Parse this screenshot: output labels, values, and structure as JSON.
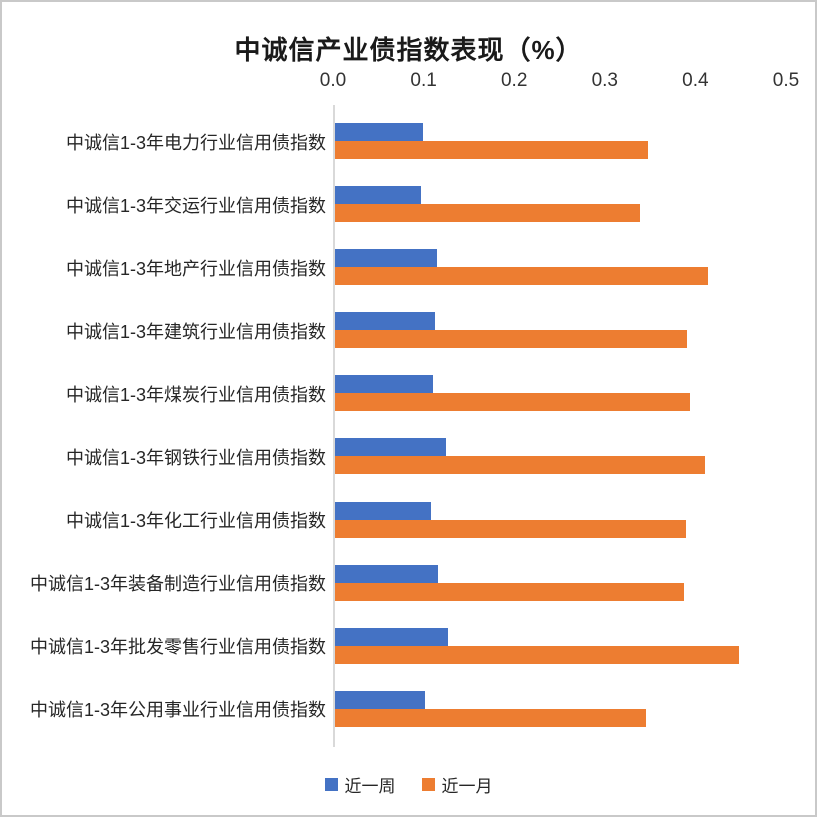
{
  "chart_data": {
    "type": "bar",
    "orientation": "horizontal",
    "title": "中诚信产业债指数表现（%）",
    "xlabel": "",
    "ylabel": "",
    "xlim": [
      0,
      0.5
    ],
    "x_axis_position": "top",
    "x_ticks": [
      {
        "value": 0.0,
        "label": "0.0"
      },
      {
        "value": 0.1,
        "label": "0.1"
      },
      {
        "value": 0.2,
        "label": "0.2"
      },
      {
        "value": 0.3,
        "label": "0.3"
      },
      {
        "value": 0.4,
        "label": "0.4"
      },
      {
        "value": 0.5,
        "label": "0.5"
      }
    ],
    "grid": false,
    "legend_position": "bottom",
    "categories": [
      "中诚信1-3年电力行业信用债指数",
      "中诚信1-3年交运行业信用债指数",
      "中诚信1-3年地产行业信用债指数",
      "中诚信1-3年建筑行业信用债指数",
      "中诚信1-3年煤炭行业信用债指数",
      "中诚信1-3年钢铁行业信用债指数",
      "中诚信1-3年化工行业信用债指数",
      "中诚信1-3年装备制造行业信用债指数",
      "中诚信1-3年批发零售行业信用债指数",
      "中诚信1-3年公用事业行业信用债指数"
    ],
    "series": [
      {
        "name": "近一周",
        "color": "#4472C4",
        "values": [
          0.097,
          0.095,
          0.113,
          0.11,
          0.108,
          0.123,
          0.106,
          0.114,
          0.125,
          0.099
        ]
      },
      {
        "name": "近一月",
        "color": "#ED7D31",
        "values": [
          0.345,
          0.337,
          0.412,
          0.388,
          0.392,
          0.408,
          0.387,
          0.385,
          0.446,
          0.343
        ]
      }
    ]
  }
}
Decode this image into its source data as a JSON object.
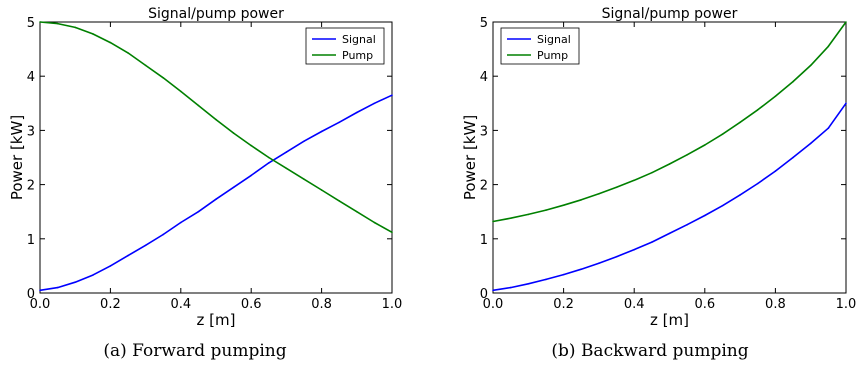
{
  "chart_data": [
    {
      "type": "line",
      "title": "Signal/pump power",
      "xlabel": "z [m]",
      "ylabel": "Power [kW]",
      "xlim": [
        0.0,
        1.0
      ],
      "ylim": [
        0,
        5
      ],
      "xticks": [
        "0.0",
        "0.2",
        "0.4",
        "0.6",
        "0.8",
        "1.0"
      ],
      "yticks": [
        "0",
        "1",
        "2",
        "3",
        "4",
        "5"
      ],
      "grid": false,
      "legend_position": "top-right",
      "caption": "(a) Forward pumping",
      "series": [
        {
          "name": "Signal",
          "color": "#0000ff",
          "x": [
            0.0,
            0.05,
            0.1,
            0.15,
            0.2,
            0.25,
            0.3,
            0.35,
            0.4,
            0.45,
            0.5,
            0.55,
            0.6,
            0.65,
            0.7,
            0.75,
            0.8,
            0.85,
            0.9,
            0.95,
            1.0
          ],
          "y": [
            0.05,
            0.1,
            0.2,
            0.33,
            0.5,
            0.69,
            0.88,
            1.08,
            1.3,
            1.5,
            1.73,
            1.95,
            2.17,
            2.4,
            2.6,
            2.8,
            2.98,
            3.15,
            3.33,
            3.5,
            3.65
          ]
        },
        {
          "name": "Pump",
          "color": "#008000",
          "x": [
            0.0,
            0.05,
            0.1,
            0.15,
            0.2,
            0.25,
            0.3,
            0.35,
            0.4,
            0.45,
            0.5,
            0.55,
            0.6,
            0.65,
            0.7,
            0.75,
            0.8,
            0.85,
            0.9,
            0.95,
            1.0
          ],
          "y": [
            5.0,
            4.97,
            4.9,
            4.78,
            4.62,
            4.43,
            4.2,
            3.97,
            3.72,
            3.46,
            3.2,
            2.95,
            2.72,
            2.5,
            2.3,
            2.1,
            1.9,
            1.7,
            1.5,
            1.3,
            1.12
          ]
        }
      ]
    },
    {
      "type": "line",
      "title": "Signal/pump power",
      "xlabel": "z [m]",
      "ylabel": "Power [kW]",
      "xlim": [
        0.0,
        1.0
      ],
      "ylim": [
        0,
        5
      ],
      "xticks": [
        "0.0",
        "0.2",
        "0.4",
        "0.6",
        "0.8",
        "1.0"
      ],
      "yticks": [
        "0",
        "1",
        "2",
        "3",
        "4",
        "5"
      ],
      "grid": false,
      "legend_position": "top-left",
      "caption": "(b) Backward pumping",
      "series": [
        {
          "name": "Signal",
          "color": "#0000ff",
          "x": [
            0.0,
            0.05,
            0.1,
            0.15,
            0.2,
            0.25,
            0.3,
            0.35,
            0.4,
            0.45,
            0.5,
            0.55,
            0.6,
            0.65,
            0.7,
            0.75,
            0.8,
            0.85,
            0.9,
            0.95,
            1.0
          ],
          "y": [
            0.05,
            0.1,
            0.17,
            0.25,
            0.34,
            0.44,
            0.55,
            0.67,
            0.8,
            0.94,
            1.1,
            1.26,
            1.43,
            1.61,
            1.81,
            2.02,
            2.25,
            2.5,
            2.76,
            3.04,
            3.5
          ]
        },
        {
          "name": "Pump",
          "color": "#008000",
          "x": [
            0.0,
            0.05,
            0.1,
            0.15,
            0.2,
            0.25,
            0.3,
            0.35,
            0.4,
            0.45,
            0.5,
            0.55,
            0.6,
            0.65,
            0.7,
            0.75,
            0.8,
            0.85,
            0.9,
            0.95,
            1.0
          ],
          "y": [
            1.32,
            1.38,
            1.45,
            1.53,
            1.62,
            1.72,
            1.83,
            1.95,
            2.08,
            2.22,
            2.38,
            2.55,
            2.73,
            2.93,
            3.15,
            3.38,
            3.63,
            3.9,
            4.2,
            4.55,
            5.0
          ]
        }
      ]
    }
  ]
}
..........
§ **What to work on**
Omit any images, then output the listing exactly.

§ **Exercise response**
Parse this screenshot: output labels, values, and structure as JSON.
{
  "chart_data": {
    "type": "bar",
    "orientation": "horizontal",
    "title": "中诚信产业债指数表现（%）",
    "xlabel": "",
    "ylabel": "",
    "xlim": [
      0,
      0.5
    ],
    "x_axis_position": "top",
    "x_ticks": [
      {
        "value": 0.0,
        "label": "0.0"
      },
      {
        "value": 0.1,
        "label": "0.1"
      },
      {
        "value": 0.2,
        "label": "0.2"
      },
      {
        "value": 0.3,
        "label": "0.3"
      },
      {
        "value": 0.4,
        "label": "0.4"
      },
      {
        "value": 0.5,
        "label": "0.5"
      }
    ],
    "grid": false,
    "legend_position": "bottom",
    "categories": [
      "中诚信1-3年电力行业信用债指数",
      "中诚信1-3年交运行业信用债指数",
      "中诚信1-3年地产行业信用债指数",
      "中诚信1-3年建筑行业信用债指数",
      "中诚信1-3年煤炭行业信用债指数",
      "中诚信1-3年钢铁行业信用债指数",
      "中诚信1-3年化工行业信用债指数",
      "中诚信1-3年装备制造行业信用债指数",
      "中诚信1-3年批发零售行业信用债指数",
      "中诚信1-3年公用事业行业信用债指数"
    ],
    "series": [
      {
        "name": "近一周",
        "color": "#4472C4",
        "values": [
          0.097,
          0.095,
          0.113,
          0.11,
          0.108,
          0.123,
          0.106,
          0.114,
          0.125,
          0.099
        ]
      },
      {
        "name": "近一月",
        "color": "#ED7D31",
        "values": [
          0.345,
          0.337,
          0.412,
          0.388,
          0.392,
          0.408,
          0.387,
          0.385,
          0.446,
          0.343
        ]
      }
    ]
  }
}
Decode this image into its source data as a JSON object.
{
  "chart_data": [
    {
      "type": "line",
      "title": "Signal/pump power",
      "xlabel": "z [m]",
      "ylabel": "Power [kW]",
      "xlim": [
        0.0,
        1.0
      ],
      "ylim": [
        0,
        5
      ],
      "xticks": [
        "0.0",
        "0.2",
        "0.4",
        "0.6",
        "0.8",
        "1.0"
      ],
      "yticks": [
        "0",
        "1",
        "2",
        "3",
        "4",
        "5"
      ],
      "grid": false,
      "legend_position": "top-right",
      "caption": "(a) Forward pumping",
      "series": [
        {
          "name": "Signal",
          "color": "#0000ff",
          "x": [
            0.0,
            0.05,
            0.1,
            0.15,
            0.2,
            0.25,
            0.3,
            0.35,
            0.4,
            0.45,
            0.5,
            0.55,
            0.6,
            0.65,
            0.7,
            0.75,
            0.8,
            0.85,
            0.9,
            0.95,
            1.0
          ],
          "y": [
            0.05,
            0.1,
            0.2,
            0.33,
            0.5,
            0.69,
            0.88,
            1.08,
            1.3,
            1.5,
            1.73,
            1.95,
            2.17,
            2.4,
            2.6,
            2.8,
            2.98,
            3.15,
            3.33,
            3.5,
            3.65
          ]
        },
        {
          "name": "Pump",
          "color": "#008000",
          "x": [
            0.0,
            0.05,
            0.1,
            0.15,
            0.2,
            0.25,
            0.3,
            0.35,
            0.4,
            0.45,
            0.5,
            0.55,
            0.6,
            0.65,
            0.7,
            0.75,
            0.8,
            0.85,
            0.9,
            0.95,
            1.0
          ],
          "y": [
            5.0,
            4.97,
            4.9,
            4.78,
            4.62,
            4.43,
            4.2,
            3.97,
            3.72,
            3.46,
            3.2,
            2.95,
            2.72,
            2.5,
            2.3,
            2.1,
            1.9,
            1.7,
            1.5,
            1.3,
            1.12
          ]
        }
      ]
    },
    {
      "type": "line",
      "title": "Signal/pump power",
      "xlabel": "z [m]",
      "ylabel": "Power [kW]",
      "xlim": [
        0.0,
        1.0
      ],
      "ylim": [
        0,
        5
      ],
      "xticks": [
        "0.0",
        "0.2",
        "0.4",
        "0.6",
        "0.8",
        "1.0"
      ],
      "yticks": [
        "0",
        "1",
        "2",
        "3",
        "4",
        "5"
      ],
      "grid": false,
      "legend_position": "top-left",
      "caption": "(b) Backward pumping",
      "series": [
        {
          "name": "Signal",
          "color": "#0000ff",
          "x": [
            0.0,
            0.05,
            0.1,
            0.15,
            0.2,
            0.25,
            0.3,
            0.35,
            0.4,
            0.45,
            0.5,
            0.55,
            0.6,
            0.65,
            0.7,
            0.75,
            0.8,
            0.85,
            0.9,
            0.95,
            1.0
          ],
          "y": [
            0.05,
            0.1,
            0.17,
            0.25,
            0.34,
            0.44,
            0.55,
            0.67,
            0.8,
            0.94,
            1.1,
            1.26,
            1.43,
            1.61,
            1.81,
            2.02,
            2.25,
            2.5,
            2.76,
            3.04,
            3.5
          ]
        },
        {
          "name": "Pump",
          "color": "#008000",
          "x": [
            0.0,
            0.05,
            0.1,
            0.15,
            0.2,
            0.25,
            0.3,
            0.35,
            0.4,
            0.45,
            0.5,
            0.55,
            0.6,
            0.65,
            0.7,
            0.75,
            0.8,
            0.85,
            0.9,
            0.95,
            1.0
          ],
          "y": [
            1.32,
            1.38,
            1.45,
            1.53,
            1.62,
            1.72,
            1.83,
            1.95,
            2.08,
            2.22,
            2.38,
            2.55,
            2.73,
            2.93,
            3.15,
            3.38,
            3.63,
            3.9,
            4.2,
            4.55,
            5.0
          ]
        }
      ]
    }
  ]
}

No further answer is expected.